Objective:
Copy every line of the records below where the word "JSON" occurs.
*-*-*
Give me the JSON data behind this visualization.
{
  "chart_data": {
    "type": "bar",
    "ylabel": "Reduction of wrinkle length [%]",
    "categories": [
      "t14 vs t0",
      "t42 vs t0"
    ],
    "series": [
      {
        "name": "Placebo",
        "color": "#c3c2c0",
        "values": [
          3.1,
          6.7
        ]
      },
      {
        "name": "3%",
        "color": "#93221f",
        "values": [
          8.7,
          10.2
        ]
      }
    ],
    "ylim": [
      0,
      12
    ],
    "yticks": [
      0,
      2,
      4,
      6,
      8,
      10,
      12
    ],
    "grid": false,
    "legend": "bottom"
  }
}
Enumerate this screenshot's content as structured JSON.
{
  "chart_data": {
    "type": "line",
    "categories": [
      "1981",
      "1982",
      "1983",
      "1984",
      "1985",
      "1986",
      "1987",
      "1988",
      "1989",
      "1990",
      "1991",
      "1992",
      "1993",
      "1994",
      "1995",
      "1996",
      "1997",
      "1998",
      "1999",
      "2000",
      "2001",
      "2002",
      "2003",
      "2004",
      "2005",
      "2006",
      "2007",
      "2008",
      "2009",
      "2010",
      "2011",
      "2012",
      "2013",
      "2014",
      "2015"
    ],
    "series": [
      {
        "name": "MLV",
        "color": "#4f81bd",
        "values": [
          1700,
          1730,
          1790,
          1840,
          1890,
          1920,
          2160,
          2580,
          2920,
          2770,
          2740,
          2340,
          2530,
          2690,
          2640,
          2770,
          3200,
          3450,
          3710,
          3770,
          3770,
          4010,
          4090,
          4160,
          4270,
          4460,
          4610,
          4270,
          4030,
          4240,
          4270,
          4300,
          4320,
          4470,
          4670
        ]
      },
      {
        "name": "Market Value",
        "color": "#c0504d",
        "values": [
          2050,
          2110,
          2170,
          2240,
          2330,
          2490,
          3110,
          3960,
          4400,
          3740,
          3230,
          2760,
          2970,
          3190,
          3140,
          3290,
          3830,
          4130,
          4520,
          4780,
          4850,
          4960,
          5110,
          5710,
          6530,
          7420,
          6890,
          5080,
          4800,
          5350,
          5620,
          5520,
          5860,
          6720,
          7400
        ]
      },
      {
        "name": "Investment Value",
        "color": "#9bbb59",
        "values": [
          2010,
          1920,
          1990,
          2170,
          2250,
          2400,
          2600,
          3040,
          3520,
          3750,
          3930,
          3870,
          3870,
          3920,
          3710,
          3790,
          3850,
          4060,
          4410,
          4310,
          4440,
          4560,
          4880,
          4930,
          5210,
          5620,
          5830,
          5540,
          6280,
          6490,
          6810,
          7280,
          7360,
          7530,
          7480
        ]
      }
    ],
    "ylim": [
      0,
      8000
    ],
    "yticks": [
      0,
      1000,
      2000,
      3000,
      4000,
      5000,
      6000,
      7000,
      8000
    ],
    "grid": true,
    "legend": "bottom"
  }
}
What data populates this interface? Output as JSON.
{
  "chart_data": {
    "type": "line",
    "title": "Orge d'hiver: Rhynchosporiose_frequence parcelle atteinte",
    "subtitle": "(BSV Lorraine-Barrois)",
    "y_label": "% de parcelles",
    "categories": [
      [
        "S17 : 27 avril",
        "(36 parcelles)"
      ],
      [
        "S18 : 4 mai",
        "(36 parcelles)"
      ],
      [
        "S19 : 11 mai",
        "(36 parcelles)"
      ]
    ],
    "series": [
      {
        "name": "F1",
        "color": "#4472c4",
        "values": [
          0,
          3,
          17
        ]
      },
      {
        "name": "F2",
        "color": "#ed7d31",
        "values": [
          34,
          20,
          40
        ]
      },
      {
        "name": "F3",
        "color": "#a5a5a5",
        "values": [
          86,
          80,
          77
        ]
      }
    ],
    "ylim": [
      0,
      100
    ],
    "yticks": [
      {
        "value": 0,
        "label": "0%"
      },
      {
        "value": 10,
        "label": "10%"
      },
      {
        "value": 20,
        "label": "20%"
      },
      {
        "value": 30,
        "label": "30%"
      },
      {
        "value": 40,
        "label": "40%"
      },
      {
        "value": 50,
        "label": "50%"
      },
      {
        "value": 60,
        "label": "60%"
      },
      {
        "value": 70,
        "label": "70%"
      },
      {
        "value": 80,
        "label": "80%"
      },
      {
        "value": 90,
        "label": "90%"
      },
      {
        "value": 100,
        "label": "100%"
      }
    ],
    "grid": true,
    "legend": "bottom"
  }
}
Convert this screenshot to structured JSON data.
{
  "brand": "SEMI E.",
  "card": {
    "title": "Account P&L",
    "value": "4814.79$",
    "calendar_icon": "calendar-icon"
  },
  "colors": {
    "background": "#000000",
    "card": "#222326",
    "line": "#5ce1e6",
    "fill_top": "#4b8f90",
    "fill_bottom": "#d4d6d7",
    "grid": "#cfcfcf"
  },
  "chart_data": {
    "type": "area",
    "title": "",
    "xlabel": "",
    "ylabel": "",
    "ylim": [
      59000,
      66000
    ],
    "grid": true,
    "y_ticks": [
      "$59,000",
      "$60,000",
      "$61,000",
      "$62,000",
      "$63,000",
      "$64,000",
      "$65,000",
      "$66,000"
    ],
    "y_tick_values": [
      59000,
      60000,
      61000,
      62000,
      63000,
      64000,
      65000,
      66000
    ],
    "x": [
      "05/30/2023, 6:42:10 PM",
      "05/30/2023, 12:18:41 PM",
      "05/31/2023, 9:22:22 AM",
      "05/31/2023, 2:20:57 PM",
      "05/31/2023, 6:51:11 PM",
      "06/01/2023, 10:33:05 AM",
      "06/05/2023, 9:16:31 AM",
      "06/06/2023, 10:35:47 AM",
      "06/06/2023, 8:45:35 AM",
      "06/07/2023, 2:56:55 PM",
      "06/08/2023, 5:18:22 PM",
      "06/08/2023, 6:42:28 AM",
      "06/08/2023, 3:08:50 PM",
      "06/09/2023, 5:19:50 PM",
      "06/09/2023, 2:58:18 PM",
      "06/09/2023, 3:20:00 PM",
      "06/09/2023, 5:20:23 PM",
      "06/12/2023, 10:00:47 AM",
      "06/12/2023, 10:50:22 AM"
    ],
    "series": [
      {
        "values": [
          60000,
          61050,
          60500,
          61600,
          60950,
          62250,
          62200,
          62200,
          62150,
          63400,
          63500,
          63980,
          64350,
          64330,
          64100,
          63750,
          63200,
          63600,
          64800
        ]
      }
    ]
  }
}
*-*-*
In response:
Give me the JSON data behind this visualization.
Enumerate this screenshot's content as structured JSON.
What data populates this interface? Output as JSON.
Convert this screenshot to structured JSON data.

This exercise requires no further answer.